*Your goal*
From the material below, pull out every line that contains the string "Text" and copy each one unchanged.
━━━ Exercise material
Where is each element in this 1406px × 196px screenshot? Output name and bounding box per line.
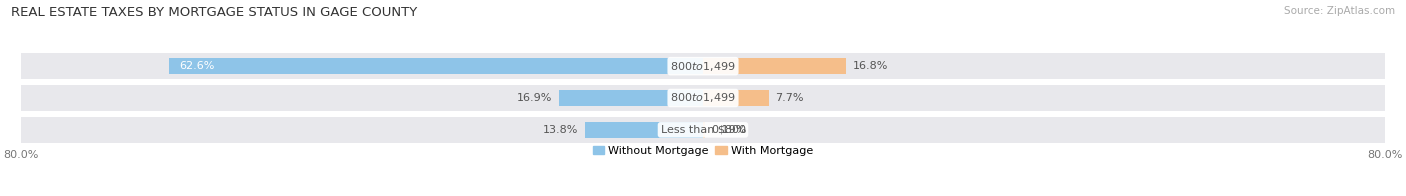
- Text: 7.7%: 7.7%: [776, 93, 804, 103]
- Text: 62.6%: 62.6%: [180, 61, 215, 71]
- Text: 0.19%: 0.19%: [711, 125, 747, 135]
- Bar: [703, 58, 846, 74]
- Bar: [703, 122, 704, 138]
- Text: 16.9%: 16.9%: [517, 93, 553, 103]
- Bar: [21, 117, 1385, 143]
- Text: Less than $800: Less than $800: [661, 125, 745, 135]
- Text: 16.8%: 16.8%: [853, 61, 889, 71]
- Text: Source: ZipAtlas.com: Source: ZipAtlas.com: [1284, 6, 1395, 16]
- Text: REAL ESTATE TAXES BY MORTGAGE STATUS IN GAGE COUNTY: REAL ESTATE TAXES BY MORTGAGE STATUS IN …: [11, 6, 418, 19]
- Legend: Without Mortgage, With Mortgage: Without Mortgage, With Mortgage: [593, 146, 813, 156]
- Text: $800 to $1,499: $800 to $1,499: [671, 92, 735, 104]
- Text: $800 to $1,499: $800 to $1,499: [671, 60, 735, 73]
- Bar: [560, 90, 703, 106]
- Bar: [21, 85, 1385, 111]
- Bar: [169, 58, 703, 74]
- Bar: [585, 122, 703, 138]
- Bar: [21, 53, 1385, 79]
- Bar: [703, 90, 769, 106]
- Text: 13.8%: 13.8%: [543, 125, 578, 135]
━━━━━━
*Solved exercise*
- Text: 7.7%: 7.7%: [776, 93, 804, 103]
- Text: 62.6%: 62.6%: [180, 61, 215, 71]
- Text: 0.19%: 0.19%: [711, 125, 747, 135]
- Text: 16.9%: 16.9%: [517, 93, 553, 103]
- Text: Less than $800: Less than $800: [661, 125, 745, 135]
- Text: 16.8%: 16.8%: [853, 61, 889, 71]
- Text: Source: ZipAtlas.com: Source: ZipAtlas.com: [1284, 6, 1395, 16]
- Text: REAL ESTATE TAXES BY MORTGAGE STATUS IN GAGE COUNTY: REAL ESTATE TAXES BY MORTGAGE STATUS IN …: [11, 6, 418, 19]
- Text: $800 to $1,499: $800 to $1,499: [671, 92, 735, 104]
- Text: $800 to $1,499: $800 to $1,499: [671, 60, 735, 73]
- Text: 13.8%: 13.8%: [543, 125, 578, 135]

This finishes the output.